[Stored items from a collection]
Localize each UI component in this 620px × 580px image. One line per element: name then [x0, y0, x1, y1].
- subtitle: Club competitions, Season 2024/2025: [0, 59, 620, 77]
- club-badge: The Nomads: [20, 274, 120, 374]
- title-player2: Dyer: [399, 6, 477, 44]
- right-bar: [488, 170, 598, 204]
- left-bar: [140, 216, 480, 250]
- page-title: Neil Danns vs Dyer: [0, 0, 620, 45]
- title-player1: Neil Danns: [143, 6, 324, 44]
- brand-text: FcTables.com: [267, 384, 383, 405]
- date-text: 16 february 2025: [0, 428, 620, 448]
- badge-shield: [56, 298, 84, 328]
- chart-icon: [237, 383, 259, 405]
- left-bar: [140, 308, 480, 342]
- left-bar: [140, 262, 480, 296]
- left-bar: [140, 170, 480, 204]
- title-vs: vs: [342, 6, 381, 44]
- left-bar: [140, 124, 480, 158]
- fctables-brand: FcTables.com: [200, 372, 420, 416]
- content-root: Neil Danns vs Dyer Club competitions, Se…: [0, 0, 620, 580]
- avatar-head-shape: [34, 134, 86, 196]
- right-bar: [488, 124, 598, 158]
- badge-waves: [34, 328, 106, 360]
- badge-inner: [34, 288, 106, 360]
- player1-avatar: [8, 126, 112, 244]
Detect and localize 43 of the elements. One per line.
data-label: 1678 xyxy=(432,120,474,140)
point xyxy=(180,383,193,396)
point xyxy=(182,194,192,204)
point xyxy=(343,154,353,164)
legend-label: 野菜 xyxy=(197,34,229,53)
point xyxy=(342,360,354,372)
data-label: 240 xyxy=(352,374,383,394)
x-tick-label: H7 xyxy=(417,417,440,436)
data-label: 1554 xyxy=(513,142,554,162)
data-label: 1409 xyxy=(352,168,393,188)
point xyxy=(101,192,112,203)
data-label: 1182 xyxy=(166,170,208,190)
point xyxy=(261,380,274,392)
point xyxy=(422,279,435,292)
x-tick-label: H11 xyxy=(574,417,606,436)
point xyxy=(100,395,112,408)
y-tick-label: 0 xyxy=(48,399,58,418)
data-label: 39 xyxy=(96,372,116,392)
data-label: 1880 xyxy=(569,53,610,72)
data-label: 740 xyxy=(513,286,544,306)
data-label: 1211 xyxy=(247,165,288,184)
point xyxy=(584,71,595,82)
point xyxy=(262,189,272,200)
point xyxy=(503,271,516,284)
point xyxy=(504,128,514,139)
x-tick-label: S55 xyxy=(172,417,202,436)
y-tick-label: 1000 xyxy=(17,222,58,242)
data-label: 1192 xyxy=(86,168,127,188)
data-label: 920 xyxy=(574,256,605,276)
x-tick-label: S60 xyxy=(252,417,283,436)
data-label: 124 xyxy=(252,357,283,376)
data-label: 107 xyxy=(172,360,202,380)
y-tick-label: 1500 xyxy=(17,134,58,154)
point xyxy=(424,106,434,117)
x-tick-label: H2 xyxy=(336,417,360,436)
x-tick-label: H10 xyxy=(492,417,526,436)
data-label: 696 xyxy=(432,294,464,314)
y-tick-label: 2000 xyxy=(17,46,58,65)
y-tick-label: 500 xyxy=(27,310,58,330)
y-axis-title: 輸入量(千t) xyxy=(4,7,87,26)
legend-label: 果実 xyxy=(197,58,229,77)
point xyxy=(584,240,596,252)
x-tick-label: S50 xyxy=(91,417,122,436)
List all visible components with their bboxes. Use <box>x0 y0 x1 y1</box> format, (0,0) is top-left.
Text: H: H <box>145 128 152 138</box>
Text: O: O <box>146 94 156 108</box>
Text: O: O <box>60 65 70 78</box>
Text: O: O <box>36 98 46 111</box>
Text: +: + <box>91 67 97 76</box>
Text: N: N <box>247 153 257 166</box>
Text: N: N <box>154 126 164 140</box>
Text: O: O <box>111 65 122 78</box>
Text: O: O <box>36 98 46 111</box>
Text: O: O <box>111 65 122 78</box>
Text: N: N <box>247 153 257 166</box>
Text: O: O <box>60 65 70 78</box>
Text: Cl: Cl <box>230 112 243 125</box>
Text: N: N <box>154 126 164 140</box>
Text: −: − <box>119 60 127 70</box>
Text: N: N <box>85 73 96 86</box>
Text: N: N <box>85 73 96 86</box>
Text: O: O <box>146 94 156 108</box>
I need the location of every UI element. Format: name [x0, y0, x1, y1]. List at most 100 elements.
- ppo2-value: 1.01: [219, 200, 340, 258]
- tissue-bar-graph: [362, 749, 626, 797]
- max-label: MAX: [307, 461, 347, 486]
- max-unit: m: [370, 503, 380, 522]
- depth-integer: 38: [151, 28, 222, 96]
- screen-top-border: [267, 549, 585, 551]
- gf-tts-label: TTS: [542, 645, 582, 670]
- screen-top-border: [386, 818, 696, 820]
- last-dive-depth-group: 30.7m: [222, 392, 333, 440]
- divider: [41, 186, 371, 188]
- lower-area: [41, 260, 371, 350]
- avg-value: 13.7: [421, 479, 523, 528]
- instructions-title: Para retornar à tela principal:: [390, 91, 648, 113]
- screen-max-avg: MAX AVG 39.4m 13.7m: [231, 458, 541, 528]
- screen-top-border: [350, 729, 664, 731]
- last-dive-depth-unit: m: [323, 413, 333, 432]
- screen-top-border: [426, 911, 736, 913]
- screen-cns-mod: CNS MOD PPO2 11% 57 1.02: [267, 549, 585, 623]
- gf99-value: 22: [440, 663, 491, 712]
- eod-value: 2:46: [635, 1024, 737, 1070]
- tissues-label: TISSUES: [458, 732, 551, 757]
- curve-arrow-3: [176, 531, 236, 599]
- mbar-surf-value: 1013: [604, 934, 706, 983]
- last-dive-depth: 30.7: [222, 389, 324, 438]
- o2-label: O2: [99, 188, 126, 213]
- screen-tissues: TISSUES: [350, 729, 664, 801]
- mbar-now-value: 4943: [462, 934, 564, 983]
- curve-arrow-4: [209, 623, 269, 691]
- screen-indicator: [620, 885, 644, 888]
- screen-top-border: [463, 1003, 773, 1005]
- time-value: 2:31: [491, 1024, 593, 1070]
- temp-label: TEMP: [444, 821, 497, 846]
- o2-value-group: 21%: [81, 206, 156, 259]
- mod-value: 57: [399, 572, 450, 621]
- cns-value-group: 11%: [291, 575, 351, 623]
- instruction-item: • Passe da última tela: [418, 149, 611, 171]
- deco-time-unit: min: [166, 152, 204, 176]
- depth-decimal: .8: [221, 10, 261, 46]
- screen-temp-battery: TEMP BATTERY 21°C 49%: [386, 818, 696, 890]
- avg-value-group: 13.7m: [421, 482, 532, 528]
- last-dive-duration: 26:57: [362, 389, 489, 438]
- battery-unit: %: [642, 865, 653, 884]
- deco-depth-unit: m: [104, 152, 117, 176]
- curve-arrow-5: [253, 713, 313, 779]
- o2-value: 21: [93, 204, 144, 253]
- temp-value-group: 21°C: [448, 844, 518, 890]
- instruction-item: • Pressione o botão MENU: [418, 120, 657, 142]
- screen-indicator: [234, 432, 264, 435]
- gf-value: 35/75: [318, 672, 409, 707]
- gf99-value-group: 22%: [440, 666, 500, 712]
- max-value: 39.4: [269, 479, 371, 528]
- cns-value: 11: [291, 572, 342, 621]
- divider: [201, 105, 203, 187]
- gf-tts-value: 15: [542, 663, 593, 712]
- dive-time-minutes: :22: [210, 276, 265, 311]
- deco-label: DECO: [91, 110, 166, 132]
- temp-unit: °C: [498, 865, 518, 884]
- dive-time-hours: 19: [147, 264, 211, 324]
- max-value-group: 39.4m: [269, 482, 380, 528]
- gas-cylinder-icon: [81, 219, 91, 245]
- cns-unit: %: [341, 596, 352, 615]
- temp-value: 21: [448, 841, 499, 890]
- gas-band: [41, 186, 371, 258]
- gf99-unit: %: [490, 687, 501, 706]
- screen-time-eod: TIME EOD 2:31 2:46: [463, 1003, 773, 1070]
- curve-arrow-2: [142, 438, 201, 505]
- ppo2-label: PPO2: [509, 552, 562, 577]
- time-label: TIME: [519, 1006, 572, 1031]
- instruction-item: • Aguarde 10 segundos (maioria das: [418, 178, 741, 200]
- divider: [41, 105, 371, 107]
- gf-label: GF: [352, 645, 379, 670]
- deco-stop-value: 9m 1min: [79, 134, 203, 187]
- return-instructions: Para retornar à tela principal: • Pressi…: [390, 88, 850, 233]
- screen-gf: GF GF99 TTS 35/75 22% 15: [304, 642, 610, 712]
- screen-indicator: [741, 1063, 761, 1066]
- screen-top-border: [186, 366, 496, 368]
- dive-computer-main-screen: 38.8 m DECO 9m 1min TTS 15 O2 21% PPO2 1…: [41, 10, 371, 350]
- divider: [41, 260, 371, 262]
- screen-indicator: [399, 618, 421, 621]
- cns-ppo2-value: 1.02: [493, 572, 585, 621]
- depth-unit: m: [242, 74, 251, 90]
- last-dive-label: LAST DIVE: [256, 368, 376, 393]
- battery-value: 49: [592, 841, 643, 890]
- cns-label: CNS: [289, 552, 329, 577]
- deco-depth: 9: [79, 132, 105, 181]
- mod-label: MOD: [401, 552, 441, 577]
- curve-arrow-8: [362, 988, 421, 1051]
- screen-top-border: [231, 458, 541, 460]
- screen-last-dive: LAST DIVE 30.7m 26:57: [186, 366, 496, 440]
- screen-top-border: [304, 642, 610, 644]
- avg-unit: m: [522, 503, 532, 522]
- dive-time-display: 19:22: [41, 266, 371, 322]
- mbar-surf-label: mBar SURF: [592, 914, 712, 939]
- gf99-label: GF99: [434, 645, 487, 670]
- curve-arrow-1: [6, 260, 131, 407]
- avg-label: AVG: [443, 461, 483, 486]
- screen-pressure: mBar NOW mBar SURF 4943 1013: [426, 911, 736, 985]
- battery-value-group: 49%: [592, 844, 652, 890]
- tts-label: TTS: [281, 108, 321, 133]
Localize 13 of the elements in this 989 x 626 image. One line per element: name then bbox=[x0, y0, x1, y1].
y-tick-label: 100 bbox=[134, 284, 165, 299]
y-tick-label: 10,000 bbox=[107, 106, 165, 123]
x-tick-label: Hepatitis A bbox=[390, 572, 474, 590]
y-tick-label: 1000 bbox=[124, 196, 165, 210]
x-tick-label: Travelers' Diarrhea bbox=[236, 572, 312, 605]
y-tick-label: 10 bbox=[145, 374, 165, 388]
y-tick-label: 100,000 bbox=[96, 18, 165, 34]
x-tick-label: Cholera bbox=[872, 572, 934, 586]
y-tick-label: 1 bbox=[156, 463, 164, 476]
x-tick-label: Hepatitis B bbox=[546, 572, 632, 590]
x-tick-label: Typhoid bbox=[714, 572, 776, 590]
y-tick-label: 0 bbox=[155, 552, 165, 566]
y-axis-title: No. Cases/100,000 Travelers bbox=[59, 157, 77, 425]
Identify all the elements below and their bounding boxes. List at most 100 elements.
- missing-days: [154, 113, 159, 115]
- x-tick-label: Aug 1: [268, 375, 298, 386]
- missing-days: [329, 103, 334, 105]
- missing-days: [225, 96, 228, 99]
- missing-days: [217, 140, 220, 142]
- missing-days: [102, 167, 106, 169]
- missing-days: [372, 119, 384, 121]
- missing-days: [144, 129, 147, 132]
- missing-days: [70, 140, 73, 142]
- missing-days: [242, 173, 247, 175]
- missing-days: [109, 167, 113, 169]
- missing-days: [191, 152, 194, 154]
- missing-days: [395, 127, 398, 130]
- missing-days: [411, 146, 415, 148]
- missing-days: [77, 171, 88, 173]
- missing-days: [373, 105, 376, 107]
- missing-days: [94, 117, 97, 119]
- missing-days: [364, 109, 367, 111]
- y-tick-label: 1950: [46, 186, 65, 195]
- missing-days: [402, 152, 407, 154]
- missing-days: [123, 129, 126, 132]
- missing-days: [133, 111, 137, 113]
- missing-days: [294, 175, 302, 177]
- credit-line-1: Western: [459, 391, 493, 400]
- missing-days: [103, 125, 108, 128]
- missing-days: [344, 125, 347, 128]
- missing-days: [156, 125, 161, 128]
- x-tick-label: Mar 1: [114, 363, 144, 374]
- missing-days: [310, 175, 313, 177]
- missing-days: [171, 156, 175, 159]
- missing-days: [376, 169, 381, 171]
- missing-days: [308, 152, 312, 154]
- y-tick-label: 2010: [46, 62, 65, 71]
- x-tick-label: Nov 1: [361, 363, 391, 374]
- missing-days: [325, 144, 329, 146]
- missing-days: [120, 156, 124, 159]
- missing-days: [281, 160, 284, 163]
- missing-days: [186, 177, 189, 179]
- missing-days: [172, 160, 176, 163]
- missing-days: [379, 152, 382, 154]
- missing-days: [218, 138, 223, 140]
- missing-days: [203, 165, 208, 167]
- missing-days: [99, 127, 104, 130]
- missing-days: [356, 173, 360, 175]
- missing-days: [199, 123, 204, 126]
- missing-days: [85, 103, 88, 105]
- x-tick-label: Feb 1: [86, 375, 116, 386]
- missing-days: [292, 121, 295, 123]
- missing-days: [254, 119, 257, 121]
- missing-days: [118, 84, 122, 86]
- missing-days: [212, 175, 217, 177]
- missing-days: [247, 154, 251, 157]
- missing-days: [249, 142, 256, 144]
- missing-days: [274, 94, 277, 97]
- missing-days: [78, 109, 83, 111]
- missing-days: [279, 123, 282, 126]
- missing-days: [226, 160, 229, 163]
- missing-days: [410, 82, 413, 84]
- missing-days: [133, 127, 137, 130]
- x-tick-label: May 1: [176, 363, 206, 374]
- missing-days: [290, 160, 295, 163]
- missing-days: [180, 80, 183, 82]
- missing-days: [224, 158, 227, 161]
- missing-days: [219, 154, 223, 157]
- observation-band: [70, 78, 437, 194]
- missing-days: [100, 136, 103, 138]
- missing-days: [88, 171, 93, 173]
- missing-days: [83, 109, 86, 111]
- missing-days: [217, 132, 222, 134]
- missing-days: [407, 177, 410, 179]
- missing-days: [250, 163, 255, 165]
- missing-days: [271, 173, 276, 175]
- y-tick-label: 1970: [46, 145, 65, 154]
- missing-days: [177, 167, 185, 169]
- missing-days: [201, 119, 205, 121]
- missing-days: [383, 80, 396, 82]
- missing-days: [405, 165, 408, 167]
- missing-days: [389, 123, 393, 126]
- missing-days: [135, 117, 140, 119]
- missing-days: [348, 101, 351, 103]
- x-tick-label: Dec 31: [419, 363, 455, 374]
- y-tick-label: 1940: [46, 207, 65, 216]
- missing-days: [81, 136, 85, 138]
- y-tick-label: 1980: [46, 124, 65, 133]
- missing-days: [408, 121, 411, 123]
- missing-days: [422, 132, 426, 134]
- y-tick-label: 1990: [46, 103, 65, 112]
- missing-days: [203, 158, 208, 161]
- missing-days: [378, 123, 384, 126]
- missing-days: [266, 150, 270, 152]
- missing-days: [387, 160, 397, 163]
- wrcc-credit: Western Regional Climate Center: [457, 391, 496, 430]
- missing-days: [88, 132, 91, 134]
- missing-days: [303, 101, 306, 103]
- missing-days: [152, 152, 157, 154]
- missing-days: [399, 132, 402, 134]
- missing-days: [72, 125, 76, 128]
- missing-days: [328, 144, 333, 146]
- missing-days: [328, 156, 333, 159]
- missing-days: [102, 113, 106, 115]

# [TASK INSTRUCTIONS]
Turn the stretch of the material from its start through the line containing "- player1-avatar: [8, 126, 112, 244]" into a Markdown table with two columns, No. and Line. Number each row and leave out blank lines.

# [CORRECT RESPONSE]
| No. | Line |
|---|---|
| 1 | Localize each UI component in this 620px × 580px image. One line per element: name then [x0, y0, x1, y1]. |
| 2 | - subtitle: Club competitions, Season 2024/2025: [0, 59, 620, 77] |
| 3 | - club-badge: The Nomads: [20, 274, 120, 374] |
| 4 | - title-player2: Dyer: [399, 6, 477, 44] |
| 5 | - right-bar: [488, 170, 598, 204] |
| 6 | - left-bar: [140, 216, 480, 250] |
| 7 | - page-title: Neil Danns vs Dyer: [0, 0, 620, 45] |
| 8 | - title-player1: Neil Danns: [143, 6, 324, 44] |
| 9 | - brand-text: FcTables.com: [267, 384, 383, 405] |
| 10 | - date-text: 16 february 2025: [0, 428, 620, 448] |
| 11 | - badge-shield: [56, 298, 84, 328] |
| 12 | - chart-icon: [237, 383, 259, 405] |
| 13 | - left-bar: [140, 308, 480, 342] |
| 14 | - left-bar: [140, 262, 480, 296] |
| 15 | - left-bar: [140, 170, 480, 204] |
| 16 | - title-vs: vs: [342, 6, 381, 44] |
| 17 | - left-bar: [140, 124, 480, 158] |
| 18 | - fctables-brand: FcTables.com: [200, 372, 420, 416] |
| 19 | - content-root: Neil Danns vs Dyer Club competitions, Se…: [0, 0, 620, 580] |
| 20 | - avatar-head-shape: [34, 134, 86, 196] |
| 21 | - right-bar: [488, 124, 598, 158] |
| 22 | - badge-waves: [34, 328, 106, 360] |
| 23 | - badge-inner: [34, 288, 106, 360] |
| 24 | - player1-avatar: [8, 126, 112, 244] |